Data entries for graphics —
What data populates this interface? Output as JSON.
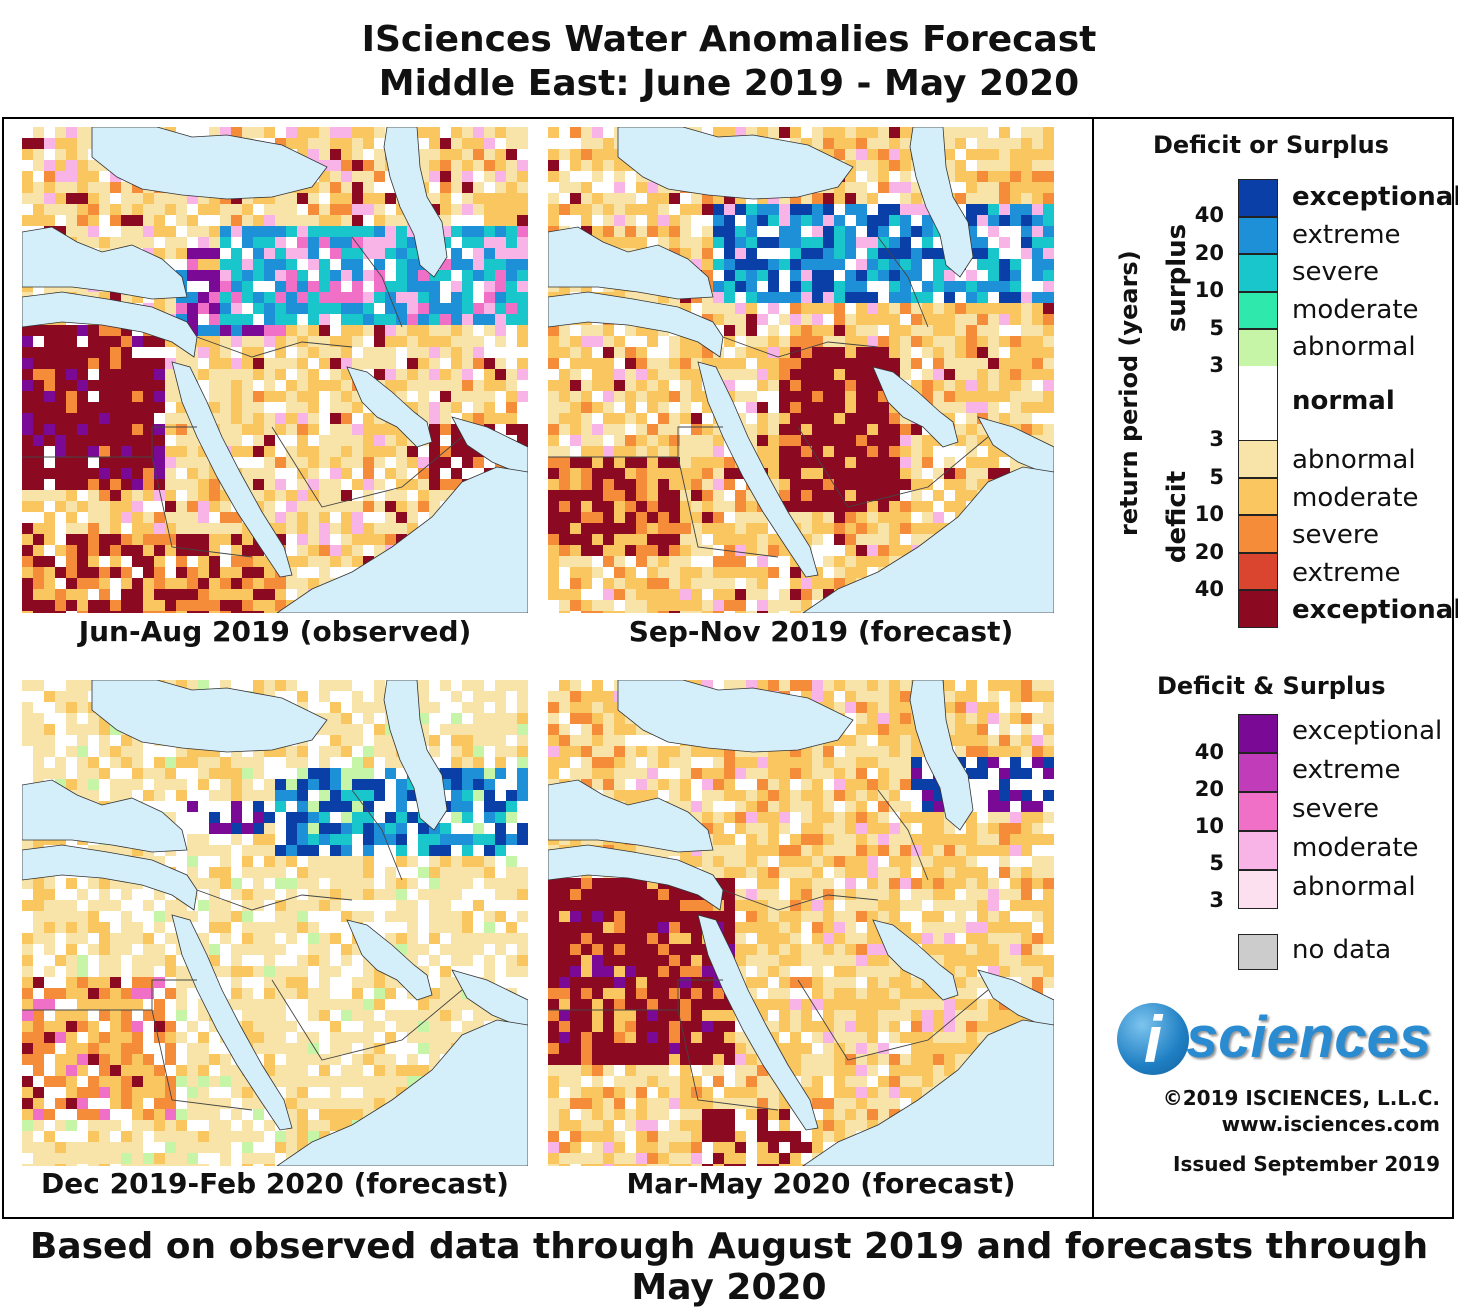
{
  "title": {
    "line1": "ISciences Water Anomalies Forecast",
    "line2": "Middle East: June 2019 - May 2020"
  },
  "maps": [
    {
      "caption": "Jun-Aug 2019 (observed)"
    },
    {
      "caption": "Sep-Nov 2019 (forecast)"
    },
    {
      "caption": "Dec 2019-Feb 2020 (forecast)"
    },
    {
      "caption": "Mar-May 2020 (forecast)"
    }
  ],
  "legend": {
    "section1_title": "Deficit or Surplus",
    "axis_label": "return period (years)",
    "surplus_label": "surplus",
    "deficit_label": "deficit",
    "surplus_items": [
      {
        "label": "exceptional",
        "color": "#0a3fa8"
      },
      {
        "label": "extreme",
        "color": "#1e90d8"
      },
      {
        "label": "severe",
        "color": "#18c6cc"
      },
      {
        "label": "moderate",
        "color": "#2ee8ac"
      },
      {
        "label": "abnormal",
        "color": "#c6f5a8"
      }
    ],
    "normal_label": "normal",
    "deficit_items": [
      {
        "label": "abnormal",
        "color": "#f8e4a8"
      },
      {
        "label": "moderate",
        "color": "#f9c660"
      },
      {
        "label": "severe",
        "color": "#f58c3a"
      },
      {
        "label": "extreme",
        "color": "#d9452e"
      },
      {
        "label": "exceptional",
        "color": "#8b0a22"
      }
    ],
    "surplus_ticks": [
      "40",
      "20",
      "10",
      "5",
      "3"
    ],
    "deficit_ticks": [
      "3",
      "5",
      "10",
      "20",
      "40"
    ],
    "section2_title": "Deficit & Surplus",
    "both_items": [
      {
        "label": "exceptional",
        "color": "#7a0a96"
      },
      {
        "label": "extreme",
        "color": "#c03cb8"
      },
      {
        "label": "severe",
        "color": "#f070c8"
      },
      {
        "label": "moderate",
        "color": "#f8b4e6"
      },
      {
        "label": "abnormal",
        "color": "#fde0f0"
      }
    ],
    "both_ticks": [
      "40",
      "20",
      "10",
      "5",
      "3"
    ],
    "nodata_label": "no data",
    "nodata_color": "#cccccc"
  },
  "logo": {
    "i": "i",
    "text": "sciences"
  },
  "copyright": "©2019 ISCIENCES, L.L.C.",
  "website": "www.isciences.com",
  "issued": "Issued September 2019",
  "footer": "Based on observed data through August 2019 and forecasts through May 2020"
}
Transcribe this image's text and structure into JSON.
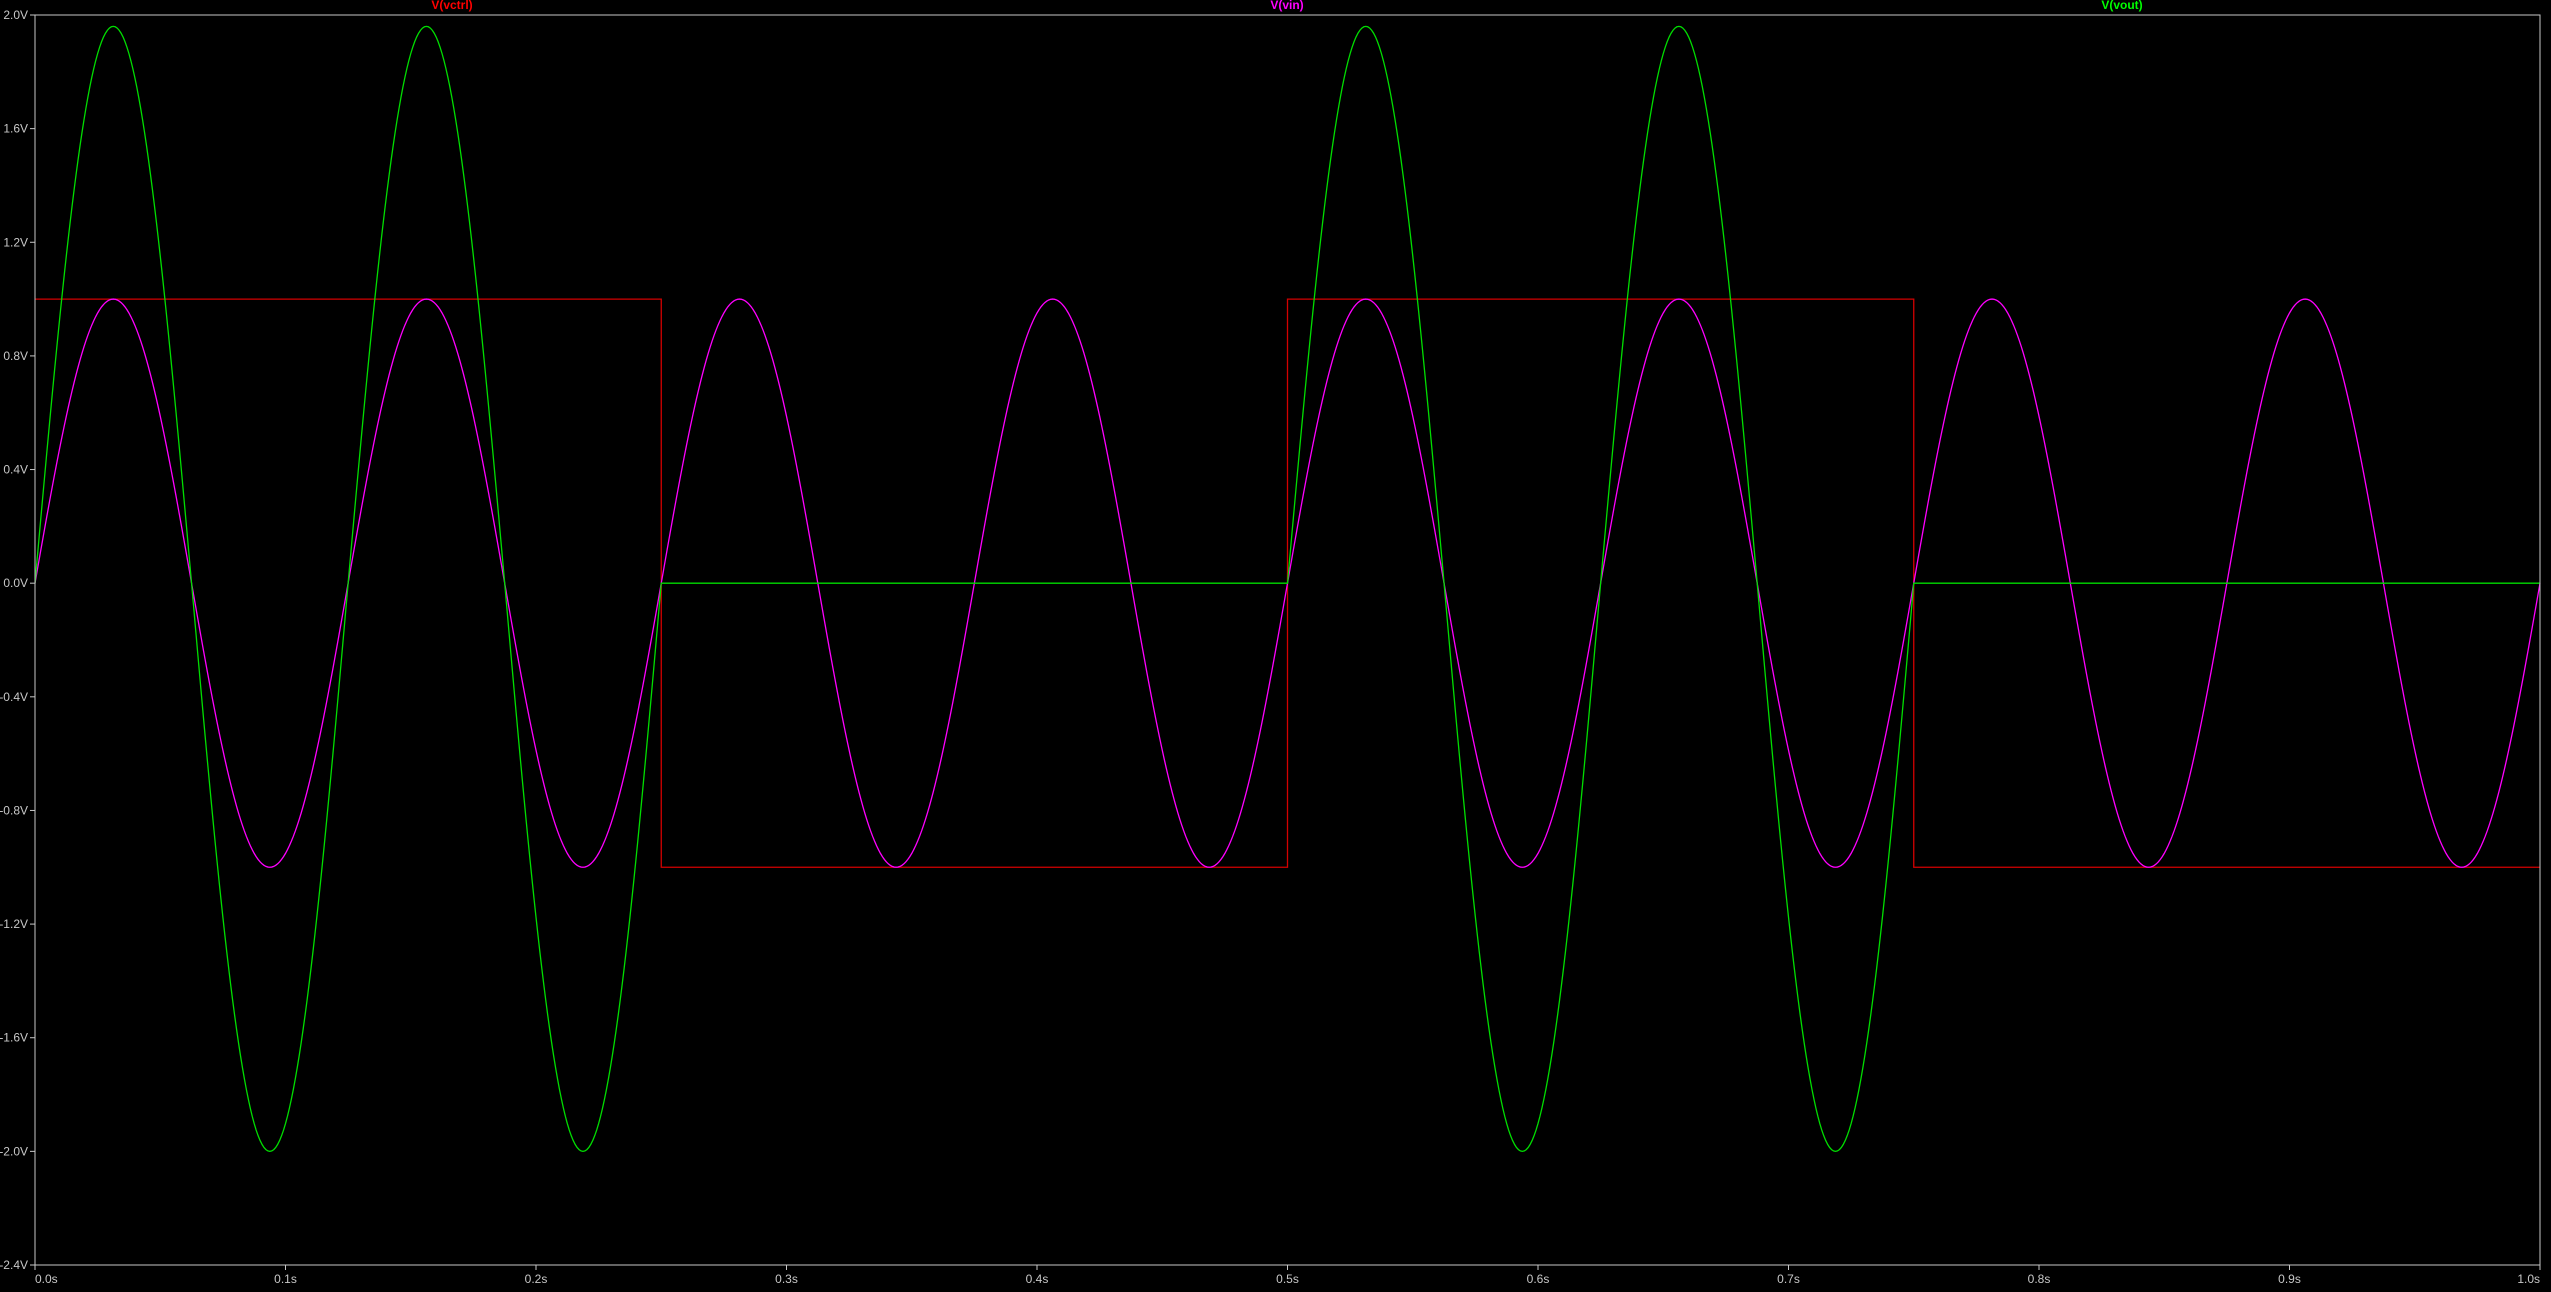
{
  "chart_data": {
    "type": "line",
    "x_unit": "s",
    "y_unit": "V",
    "xlim": [
      0.0,
      1.0
    ],
    "ylim": [
      -2.4,
      2.0
    ],
    "x_ticks": [
      0.0,
      0.1,
      0.2,
      0.3,
      0.4,
      0.5,
      0.6,
      0.7,
      0.8,
      0.9,
      1.0
    ],
    "x_tick_labels": [
      "0.0s",
      "0.1s",
      "0.2s",
      "0.3s",
      "0.4s",
      "0.5s",
      "0.6s",
      "0.7s",
      "0.8s",
      "0.9s",
      "1.0s"
    ],
    "y_ticks": [
      2.0,
      1.6,
      1.2,
      0.8,
      0.4,
      0.0,
      -0.4,
      -0.8,
      -1.2,
      -1.6,
      -2.0,
      -2.4
    ],
    "y_tick_labels": [
      "2.0V",
      "1.6V",
      "1.2V",
      "0.8V",
      "0.4V",
      "0.0V",
      "-0.4V",
      "-0.8V",
      "-1.2V",
      "-1.6V",
      "-2.0V",
      "-2.4V"
    ],
    "grid": false,
    "legend": "top",
    "series": [
      {
        "name": "V(vctrl)",
        "color": "#ff0000",
        "trace_color": "#d40000",
        "x": [
          0.0,
          0.25,
          0.25,
          0.5,
          0.5,
          0.75,
          0.75,
          1.0
        ],
        "y": [
          1.0,
          1.0,
          -1.0,
          -1.0,
          1.0,
          1.0,
          -1.0,
          -1.0
        ]
      },
      {
        "name": "V(vin)",
        "color": "#ff00ff",
        "trace_color": "#ff00ff",
        "x": [
          0.0,
          0.03125,
          0.0625,
          0.09375,
          0.125,
          0.15625,
          0.1875,
          0.21875,
          0.25,
          0.28125,
          0.3125,
          0.34375,
          0.375,
          0.40625,
          0.4375,
          0.46875,
          0.5,
          0.53125,
          0.5625,
          0.59375,
          0.625,
          0.65625,
          0.6875,
          0.71875,
          0.75,
          0.78125,
          0.8125,
          0.84375,
          0.875,
          0.90625,
          0.9375,
          0.96875,
          1.0
        ],
        "y": [
          0.0,
          1.0,
          0.0,
          -1.0,
          0.0,
          1.0,
          0.0,
          -1.0,
          0.0,
          1.0,
          0.0,
          -1.0,
          0.0,
          1.0,
          0.0,
          -1.0,
          0.0,
          1.0,
          0.0,
          -1.0,
          0.0,
          1.0,
          0.0,
          -1.0,
          0.0,
          1.0,
          0.0,
          -1.0,
          0.0,
          1.0,
          0.0,
          -1.0,
          0.0
        ]
      },
      {
        "name": "V(vout)",
        "color": "#00ff00",
        "trace_color": "#00dd00",
        "x": [
          0.0,
          0.03125,
          0.0625,
          0.09375,
          0.125,
          0.15625,
          0.1875,
          0.21875,
          0.25,
          0.28125,
          0.3125,
          0.34375,
          0.375,
          0.40625,
          0.4375,
          0.46875,
          0.5,
          0.53125,
          0.5625,
          0.59375,
          0.625,
          0.65625,
          0.6875,
          0.71875,
          0.75,
          0.78125,
          0.8125,
          0.84375,
          0.875,
          0.90625,
          0.9375,
          0.96875,
          1.0
        ],
        "y": [
          0.0,
          1.96,
          0.0,
          -2.0,
          0.0,
          1.96,
          0.0,
          -2.0,
          0.0,
          0.0,
          0.0,
          0.0,
          0.0,
          0.0,
          0.0,
          0.0,
          0.0,
          1.96,
          0.0,
          -2.0,
          0.0,
          1.96,
          0.0,
          -2.0,
          0.0,
          0.0,
          0.0,
          0.0,
          0.0,
          0.0,
          0.0,
          0.0,
          0.0
        ]
      }
    ]
  },
  "style": {
    "background": "#000000",
    "frame_color": "#c8c8c8",
    "tick_label_color": "#c8c8c8"
  }
}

Required task — Copy every line from the entries that contains the word "this".

Full solution —
What data populates this interface? Output as JSON.
Transcribe this image's text and structure into JSON.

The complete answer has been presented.